*Provided entries*:

--- --- ---

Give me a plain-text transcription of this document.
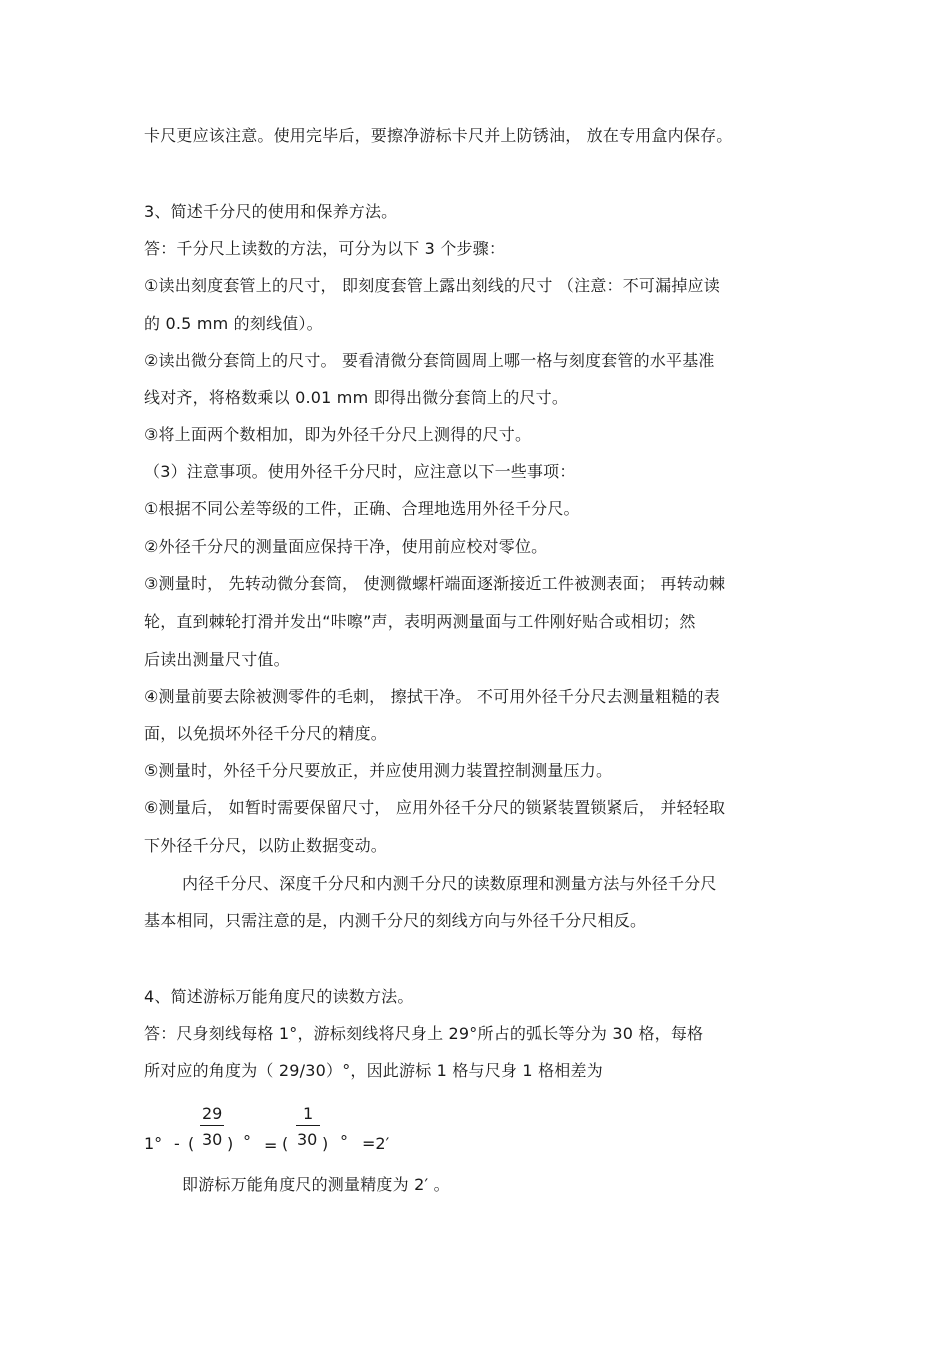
卡尺更应该注意。使用完毕后，要擦净游标卡尺并上防锈油， 放在专用盒内保存。
3、简述千分尺的使用和保养方法。
答：千分尺上读数的方法，可分为以下 3 个步骤：
①读出刻度套管上的尺寸， 即刻度套管上露出刻线的尺寸 （注意：不可漏掉应读
的 0.5 mm 的刻线值）。
②读出微分套筒上的尺寸。 要看清微分套筒圆周上哪一格与刻度套管的水平基准
线对齐，将格数乘以 0.01 mm 即得出微分套筒上的尺寸。
③将上面两个数相加，即为外径千分尺上测得的尺寸。
（3）注意事项。使用外径千分尺时，应注意以下一些事项：
①根据不同公差等级的工件，正确、合理地选用外径千分尺。
②外径千分尺的测量面应保持干净，使用前应校对零位。
③测量时， 先转动微分套筒， 使测微螺杆端面逐渐接近工件被测表面； 再转动棘
轮，直到棘轮打滑并发出“咔嚓”声，表明两测量面与工件刚好贴合或相切；然
后读出测量尺寸值。
④测量前要去除被测零件的毛刺， 擦拭干净。 不可用外径千分尺去测量粗糙的表
面，以免损坏外径千分尺的精度。
⑤测量时，外径千分尺要放正，并应使用测力装置控制测量压力。
⑥测量后， 如暂时需要保留尺寸， 应用外径千分尺的锁紧装置锁紧后， 并轻轻取
下外径千分尺，以防止数据变动。
内径千分尺、深度千分尺和内测千分尺的读数原理和测量方法与外径千分尺
基本相同，只需注意的是，内测千分尺的刻线方向与外径千分尺相反。
4、简述游标万能角度尺的读数方法。
答：尺身刻线每格 1°，游标刻线将尺身上 29°所占的弧长等分为 30 格，每格
所对应的角度为（ 29/30）°，因此游标 1 格与尺身 1 格相差为
1° - (
29
30 ) ° = (
1
30 ) ° =2′
即游标万能角度尺的测量精度为 2′ 。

--- --- ---

*Exercise task*: Repeat the material above word for word, please, apart from its images.

*The response*:
Give me a plain-text transcription of this document.
卡尺更应该注意。使用完毕后，要擦净游标卡尺并上防锈油， 放在专用盒内保存。
3、简述千分尺的使用和保养方法。
答：千分尺上读数的方法，可分为以下 3 个步骤：
①读出刻度套管上的尺寸， 即刻度套管上露出刻线的尺寸 （注意：不可漏掉应读
的 0.5 mm 的刻线值）。
②读出微分套筒上的尺寸。 要看清微分套筒圆周上哪一格与刻度套管的水平基准
线对齐，将格数乘以 0.01 mm 即得出微分套筒上的尺寸。
③将上面两个数相加，即为外径千分尺上测得的尺寸。
（3）注意事项。使用外径千分尺时，应注意以下一些事项：
①根据不同公差等级的工件，正确、合理地选用外径千分尺。
②外径千分尺的测量面应保持干净，使用前应校对零位。
③测量时， 先转动微分套筒， 使测微螺杆端面逐渐接近工件被测表面； 再转动棘
轮，直到棘轮打滑并发出“咔嚓”声，表明两测量面与工件刚好贴合或相切；然
后读出测量尺寸值。
④测量前要去除被测零件的毛刺， 擦拭干净。 不可用外径千分尺去测量粗糙的表
面，以免损坏外径千分尺的精度。
⑤测量时，外径千分尺要放正，并应使用测力装置控制测量压力。
⑥测量后， 如暂时需要保留尺寸， 应用外径千分尺的锁紧装置锁紧后， 并轻轻取
下外径千分尺，以防止数据变动。
内径千分尺、深度千分尺和内测千分尺的读数原理和测量方法与外径千分尺
基本相同，只需注意的是，内测千分尺的刻线方向与外径千分尺相反。
4、简述游标万能角度尺的读数方法。
答：尺身刻线每格 1°，游标刻线将尺身上 29°所占的弧长等分为 30 格，每格
所对应的角度为（ 29/30）°，因此游标 1 格与尺身 1 格相差为
1° - (
29
30 ) ° = (
1
30 ) ° =2′
即游标万能角度尺的测量精度为 2′ 。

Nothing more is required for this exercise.